**Exercise requirements**
Omit the pictures, then write out every entry exactly as it reads.

**Task input**
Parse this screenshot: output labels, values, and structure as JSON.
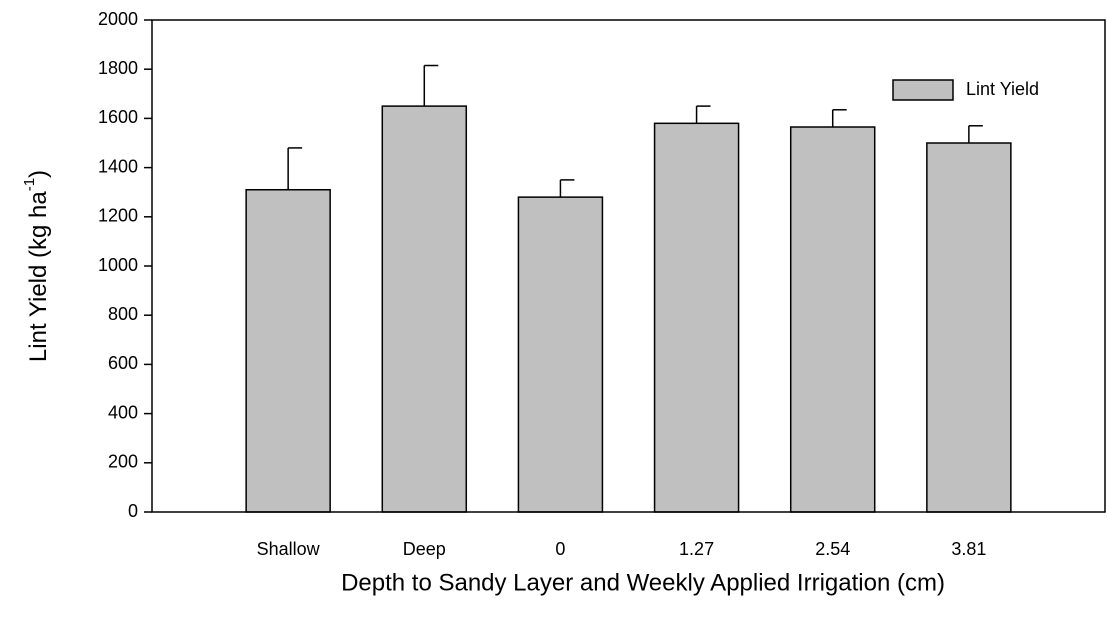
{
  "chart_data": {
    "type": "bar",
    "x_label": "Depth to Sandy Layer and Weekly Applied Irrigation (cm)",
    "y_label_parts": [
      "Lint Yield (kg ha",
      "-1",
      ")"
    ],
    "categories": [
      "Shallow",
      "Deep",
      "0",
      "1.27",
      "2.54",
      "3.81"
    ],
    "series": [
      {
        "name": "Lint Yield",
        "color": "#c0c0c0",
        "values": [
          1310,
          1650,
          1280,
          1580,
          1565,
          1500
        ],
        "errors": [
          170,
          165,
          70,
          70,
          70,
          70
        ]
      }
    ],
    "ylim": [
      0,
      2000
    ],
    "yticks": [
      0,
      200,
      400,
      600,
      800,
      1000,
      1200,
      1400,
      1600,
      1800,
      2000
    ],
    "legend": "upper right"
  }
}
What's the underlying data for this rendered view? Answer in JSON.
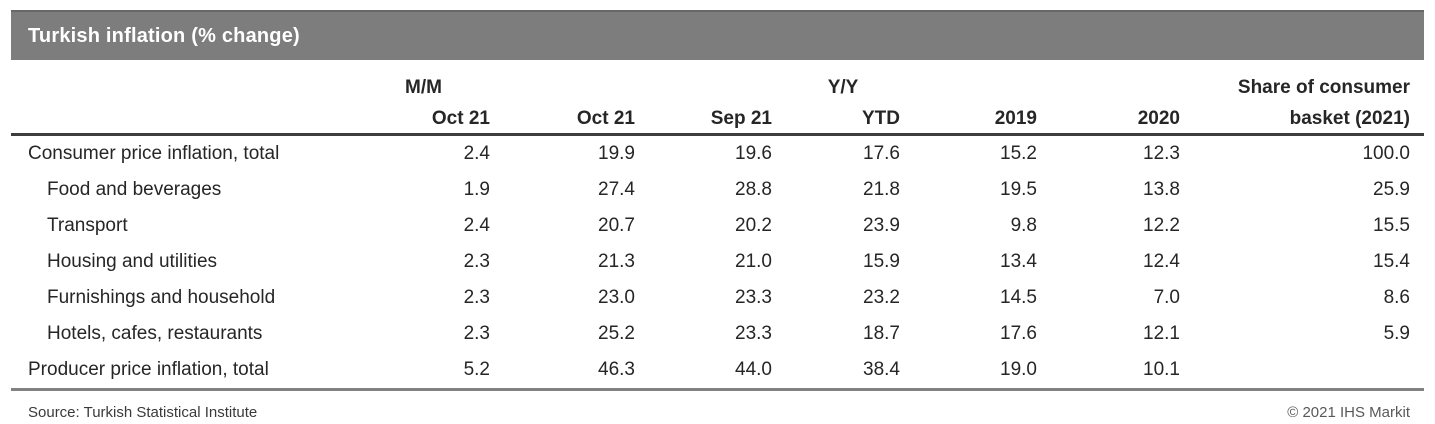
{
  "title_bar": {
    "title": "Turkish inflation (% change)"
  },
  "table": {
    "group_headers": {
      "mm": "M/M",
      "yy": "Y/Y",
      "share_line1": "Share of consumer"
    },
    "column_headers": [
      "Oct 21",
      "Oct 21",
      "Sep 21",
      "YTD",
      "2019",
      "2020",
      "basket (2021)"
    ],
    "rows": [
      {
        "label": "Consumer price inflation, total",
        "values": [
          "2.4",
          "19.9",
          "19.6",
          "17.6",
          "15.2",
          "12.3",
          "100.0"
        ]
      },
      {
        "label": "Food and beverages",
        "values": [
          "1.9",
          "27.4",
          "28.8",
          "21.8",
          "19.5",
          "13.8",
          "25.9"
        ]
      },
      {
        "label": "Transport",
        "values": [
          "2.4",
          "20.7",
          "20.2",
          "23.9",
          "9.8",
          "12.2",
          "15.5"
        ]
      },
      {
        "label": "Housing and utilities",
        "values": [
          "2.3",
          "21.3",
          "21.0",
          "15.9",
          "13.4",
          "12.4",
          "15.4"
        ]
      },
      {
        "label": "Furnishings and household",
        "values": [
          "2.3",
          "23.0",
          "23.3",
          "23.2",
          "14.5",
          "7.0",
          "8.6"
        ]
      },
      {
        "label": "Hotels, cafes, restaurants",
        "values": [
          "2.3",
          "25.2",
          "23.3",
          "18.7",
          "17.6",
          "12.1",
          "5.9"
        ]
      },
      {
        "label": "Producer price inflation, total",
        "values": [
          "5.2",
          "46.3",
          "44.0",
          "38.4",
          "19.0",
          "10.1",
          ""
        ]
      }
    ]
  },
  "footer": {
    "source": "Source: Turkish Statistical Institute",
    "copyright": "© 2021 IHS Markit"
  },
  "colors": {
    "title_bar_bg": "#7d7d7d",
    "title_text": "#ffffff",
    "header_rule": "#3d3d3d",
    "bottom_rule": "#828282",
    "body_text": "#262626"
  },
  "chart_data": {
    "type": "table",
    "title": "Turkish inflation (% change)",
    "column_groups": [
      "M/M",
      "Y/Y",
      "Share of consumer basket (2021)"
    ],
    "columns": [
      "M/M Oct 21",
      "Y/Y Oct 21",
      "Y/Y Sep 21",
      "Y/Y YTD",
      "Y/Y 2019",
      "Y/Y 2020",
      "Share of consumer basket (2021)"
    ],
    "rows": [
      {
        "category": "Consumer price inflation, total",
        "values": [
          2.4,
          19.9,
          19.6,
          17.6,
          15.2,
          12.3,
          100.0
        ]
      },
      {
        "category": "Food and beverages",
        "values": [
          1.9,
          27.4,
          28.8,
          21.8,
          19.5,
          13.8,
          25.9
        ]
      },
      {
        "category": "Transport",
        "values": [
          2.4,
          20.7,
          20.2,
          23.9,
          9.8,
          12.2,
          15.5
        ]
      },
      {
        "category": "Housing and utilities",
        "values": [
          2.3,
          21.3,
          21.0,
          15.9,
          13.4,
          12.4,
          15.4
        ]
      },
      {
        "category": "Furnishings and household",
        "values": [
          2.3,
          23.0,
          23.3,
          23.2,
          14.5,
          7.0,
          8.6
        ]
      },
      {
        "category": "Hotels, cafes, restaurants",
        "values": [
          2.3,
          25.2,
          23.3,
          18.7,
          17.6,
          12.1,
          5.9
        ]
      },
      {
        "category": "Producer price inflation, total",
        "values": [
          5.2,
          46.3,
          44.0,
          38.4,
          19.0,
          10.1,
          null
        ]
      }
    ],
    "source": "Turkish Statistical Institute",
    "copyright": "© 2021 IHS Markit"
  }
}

**Answer in full**
Parse this screenshot: output labels, values, and structure as JSON.
{
  "chart_data": {
    "type": "bar",
    "x_label": "Depth to Sandy Layer and Weekly Applied Irrigation (cm)",
    "y_label_parts": [
      "Lint Yield (kg ha",
      "-1",
      ")"
    ],
    "categories": [
      "Shallow",
      "Deep",
      "0",
      "1.27",
      "2.54",
      "3.81"
    ],
    "series": [
      {
        "name": "Lint Yield",
        "color": "#c0c0c0",
        "values": [
          1310,
          1650,
          1280,
          1580,
          1565,
          1500
        ],
        "errors": [
          170,
          165,
          70,
          70,
          70,
          70
        ]
      }
    ],
    "ylim": [
      0,
      2000
    ],
    "yticks": [
      0,
      200,
      400,
      600,
      800,
      1000,
      1200,
      1400,
      1600,
      1800,
      2000
    ],
    "legend": "upper right"
  }
}
What's the underlying data for this rendered view? Answer in JSON.
{
  "title_bar": {
    "title": "Turkish inflation (% change)"
  },
  "table": {
    "group_headers": {
      "mm": "M/M",
      "yy": "Y/Y",
      "share_line1": "Share of consumer"
    },
    "column_headers": [
      "Oct 21",
      "Oct 21",
      "Sep 21",
      "YTD",
      "2019",
      "2020",
      "basket (2021)"
    ],
    "rows": [
      {
        "label": "Consumer price inflation, total",
        "values": [
          "2.4",
          "19.9",
          "19.6",
          "17.6",
          "15.2",
          "12.3",
          "100.0"
        ]
      },
      {
        "label": "Food and beverages",
        "values": [
          "1.9",
          "27.4",
          "28.8",
          "21.8",
          "19.5",
          "13.8",
          "25.9"
        ]
      },
      {
        "label": "Transport",
        "values": [
          "2.4",
          "20.7",
          "20.2",
          "23.9",
          "9.8",
          "12.2",
          "15.5"
        ]
      },
      {
        "label": "Housing and utilities",
        "values": [
          "2.3",
          "21.3",
          "21.0",
          "15.9",
          "13.4",
          "12.4",
          "15.4"
        ]
      },
      {
        "label": "Furnishings and household",
        "values": [
          "2.3",
          "23.0",
          "23.3",
          "23.2",
          "14.5",
          "7.0",
          "8.6"
        ]
      },
      {
        "label": "Hotels, cafes, restaurants",
        "values": [
          "2.3",
          "25.2",
          "23.3",
          "18.7",
          "17.6",
          "12.1",
          "5.9"
        ]
      },
      {
        "label": "Producer price inflation, total",
        "values": [
          "5.2",
          "46.3",
          "44.0",
          "38.4",
          "19.0",
          "10.1",
          ""
        ]
      }
    ]
  },
  "footer": {
    "source": "Source: Turkish Statistical Institute",
    "copyright": "© 2021 IHS Markit"
  },
  "colors": {
    "title_bar_bg": "#7d7d7d",
    "title_text": "#ffffff",
    "header_rule": "#3d3d3d",
    "bottom_rule": "#828282",
    "body_text": "#262626"
  },
  "chart_data": {
    "type": "table",
    "title": "Turkish inflation (% change)",
    "column_groups": [
      "M/M",
      "Y/Y",
      "Share of consumer basket (2021)"
    ],
    "columns": [
      "M/M Oct 21",
      "Y/Y Oct 21",
      "Y/Y Sep 21",
      "Y/Y YTD",
      "Y/Y 2019",
      "Y/Y 2020",
      "Share of consumer basket (2021)"
    ],
    "rows": [
      {
        "category": "Consumer price inflation, total",
        "values": [
          2.4,
          19.9,
          19.6,
          17.6,
          15.2,
          12.3,
          100.0
        ]
      },
      {
        "category": "Food and beverages",
        "values": [
          1.9,
          27.4,
          28.8,
          21.8,
          19.5,
          13.8,
          25.9
        ]
      },
      {
        "category": "Transport",
        "values": [
          2.4,
          20.7,
          20.2,
          23.9,
          9.8,
          12.2,
          15.5
        ]
      },
      {
        "category": "Housing and utilities",
        "values": [
          2.3,
          21.3,
          21.0,
          15.9,
          13.4,
          12.4,
          15.4
        ]
      },
      {
        "category": "Furnishings and household",
        "values": [
          2.3,
          23.0,
          23.3,
          23.2,
          14.5,
          7.0,
          8.6
        ]
      },
      {
        "category": "Hotels, cafes, restaurants",
        "values": [
          2.3,
          25.2,
          23.3,
          18.7,
          17.6,
          12.1,
          5.9
        ]
      },
      {
        "category": "Producer price inflation, total",
        "values": [
          5.2,
          46.3,
          44.0,
          38.4,
          19.0,
          10.1,
          null
        ]
      }
    ],
    "source": "Turkish Statistical Institute",
    "copyright": "© 2021 IHS Markit"
  }
}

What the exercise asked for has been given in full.